Latihan Tertulis: Tuliskan ulang dengan persis bagian teks tentang masalah sampah, mulai dari "Komang Suryawan, Pembina Komunitas Edan (kiri)" dan terus sampai "perlu seiring sejalan.".

Komang Suryawan, Pembina Komunitas Edan (kiri) dalam Podcast Chanel Youtube EM Indonesia, bertajuk ‘Mengolah Sampah Organik Tanpa Biaya’ bersama presenter Rai Stiawati.

Masalah sampah hingga saat ini terkesan masih jadi momok di masyarakat. Di banyak tempat masih mudah ditemukan tumpukan sampah atau sampah yang berserakan, baik yang organik, non organik bahkan yang bercampur. Untuk menangani masalah sampah idealnya ada sinergi antara masyarakat, komunitas dan pemerintah.

Seperti disampaikan Komang Suryawan, Pembina Komunitas Edan (enerjik, dinamis dan andal), masalah sampah tidak bisa ditangani sendiri-sendiri. Jadi harus ada sinergi dan programnya berkelanjutan. Tantangannya sebagai aktivis lingkungan, pihaknya jelas tidak bisa hanya fokus di bidang sampah saja, karena masih ada keluarga dan juga tanggung jawab lainnya, sehingga perlu seiring sejalan.

[Catatan dari sumber data]
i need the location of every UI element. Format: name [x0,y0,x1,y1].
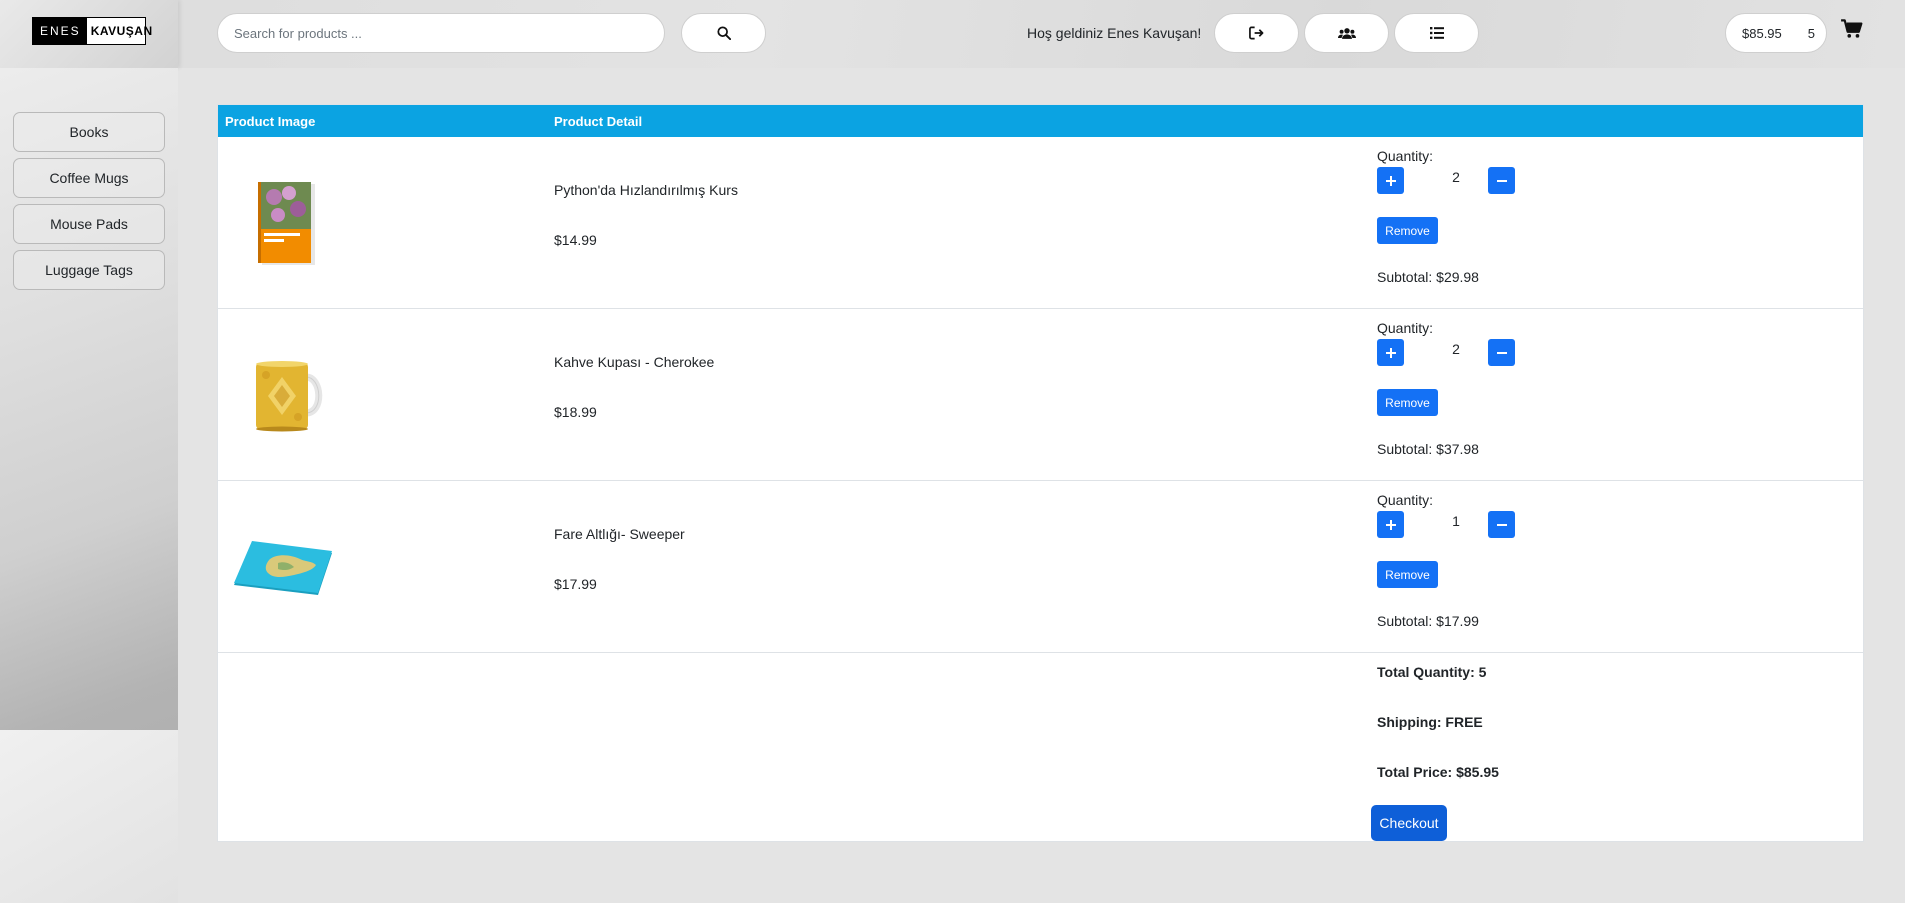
brand-logo-part1: ENES [33,18,87,44]
list-icon [1429,27,1444,39]
total-price: Total Price: $85.95 [1377,764,1499,780]
column-header-product-image: Product Image [225,114,316,129]
item-subtotal: Subtotal: $17.99 [1377,613,1479,629]
search-input[interactable] [217,13,665,53]
total-quantity: Total Quantity: 5 [1377,664,1487,680]
increase-quantity-button[interactable] [1377,339,1404,366]
product-name[interactable]: Kahve Kupası - Cherokee [554,354,714,370]
sign-out-icon [1249,26,1264,40]
table-row: Kahve Kupası - Cherokee $18.99 Quantity:… [218,309,1863,481]
top-navbar: ENES KAVUŞAN Hoş geldiniz Enes Kavuşan! [0,0,1905,68]
quantity-value: 2 [1452,341,1460,357]
orders-button[interactable] [1394,13,1479,53]
product-image-mug[interactable] [254,359,332,433]
product-price: $14.99 [554,232,597,248]
minus-icon [1496,351,1507,354]
plus-icon [1385,347,1396,358]
sidebar-item-luggage-tags[interactable]: Luggage Tags [13,250,165,290]
item-subtotal: Subtotal: $37.98 [1377,441,1479,457]
logout-button[interactable] [1214,13,1299,53]
minus-icon [1496,179,1507,182]
product-image-mousepad[interactable] [232,537,334,601]
shipping-info: Shipping: FREE [1377,714,1483,730]
cart-item-count: 5 [1807,25,1815,41]
cart-summary-pill[interactable]: $85.95 5 [1725,13,1827,53]
product-image-book[interactable] [256,181,318,267]
table-header: Product Image Product Detail [218,105,1863,137]
increase-quantity-button[interactable] [1377,511,1404,538]
logo-area: ENES KAVUŞAN [0,0,178,68]
quantity-label: Quantity: [1377,320,1434,336]
plus-icon [1385,519,1396,530]
decrease-quantity-button[interactable] [1488,167,1515,194]
item-subtotal: Subtotal: $29.98 [1377,269,1479,285]
quantity-label: Quantity: [1377,492,1434,508]
table-row: Fare Altlığı- Sweeper $17.99 Quantity: 1… [218,481,1863,653]
sidebar-item-books[interactable]: Books [13,112,165,152]
shopping-cart-icon[interactable] [1841,19,1863,39]
users-button[interactable] [1304,13,1389,53]
remove-item-button[interactable]: Remove [1377,561,1438,588]
product-name[interactable]: Fare Altlığı- Sweeper [554,526,685,542]
quantity-label: Quantity: [1377,148,1434,164]
checkout-button[interactable]: Checkout [1371,805,1447,841]
cart-table: Product Image Product Detail Python'da H… [217,104,1864,842]
column-header-product-detail: Product Detail [554,114,643,129]
product-name[interactable]: Python'da Hızlandırılmış Kurs [554,182,738,198]
users-icon [1337,27,1356,39]
brand-logo-part2: KAVUŞAN [90,24,153,38]
table-row: Python'da Hızlandırılmış Kurs $14.99 Qua… [218,137,1863,309]
product-price: $17.99 [554,576,597,592]
product-price: $18.99 [554,404,597,420]
brand-logo[interactable]: ENES KAVUŞAN [32,17,152,45]
search-icon [716,26,731,40]
quantity-value: 2 [1452,169,1460,185]
remove-item-button[interactable]: Remove [1377,217,1438,244]
decrease-quantity-button[interactable] [1488,511,1515,538]
sidebar-item-mouse-pads[interactable]: Mouse Pads [13,204,165,244]
sidebar-item-coffee-mugs[interactable]: Coffee Mugs [13,158,165,198]
sidebar-background-lower [0,730,178,903]
quantity-value: 1 [1452,513,1460,529]
welcome-text: Hoş geldiniz Enes Kavuşan! [1027,25,1202,41]
cart-total-amount: $85.95 [1742,25,1782,41]
remove-item-button[interactable]: Remove [1377,389,1438,416]
search-button[interactable] [681,13,766,53]
plus-icon [1385,175,1396,186]
decrease-quantity-button[interactable] [1488,339,1515,366]
minus-icon [1496,523,1507,526]
increase-quantity-button[interactable] [1377,167,1404,194]
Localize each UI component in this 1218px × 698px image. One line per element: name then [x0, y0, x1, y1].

Pembahasan Jawaban:
Komang Suryawan, Pembina Komunitas Edan (kiri) dalam Podcast Chanel Youtube EM Indonesia, bertajuk ‘Mengolah Sampah Organik Tanpa Biaya’ bersama presenter Rai Stiawati.

Masalah sampah hingga saat ini terkesan masih jadi momok di masyarakat. Di banyak tempat masih mudah ditemukan tumpukan sampah atau sampah yang berserakan, baik yang organik, non organik bahkan yang bercampur. Untuk menangani masalah sampah idealnya ada sinergi antara masyarakat, komunitas dan pemerintah.

Seperti disampaikan Komang Suryawan, Pembina Komunitas Edan (enerjik, dinamis dan andal), masalah sampah tidak bisa ditangani sendiri-sendiri. Jadi harus ada sinergi dan programnya berkelanjutan. Tantangannya sebagai aktivis lingkungan, pihaknya jelas tidak bisa hanya fokus di bidang sampah saja, karena masih ada keluarga dan juga tanggung jawab lainnya, sehingga perlu seiring sejalan.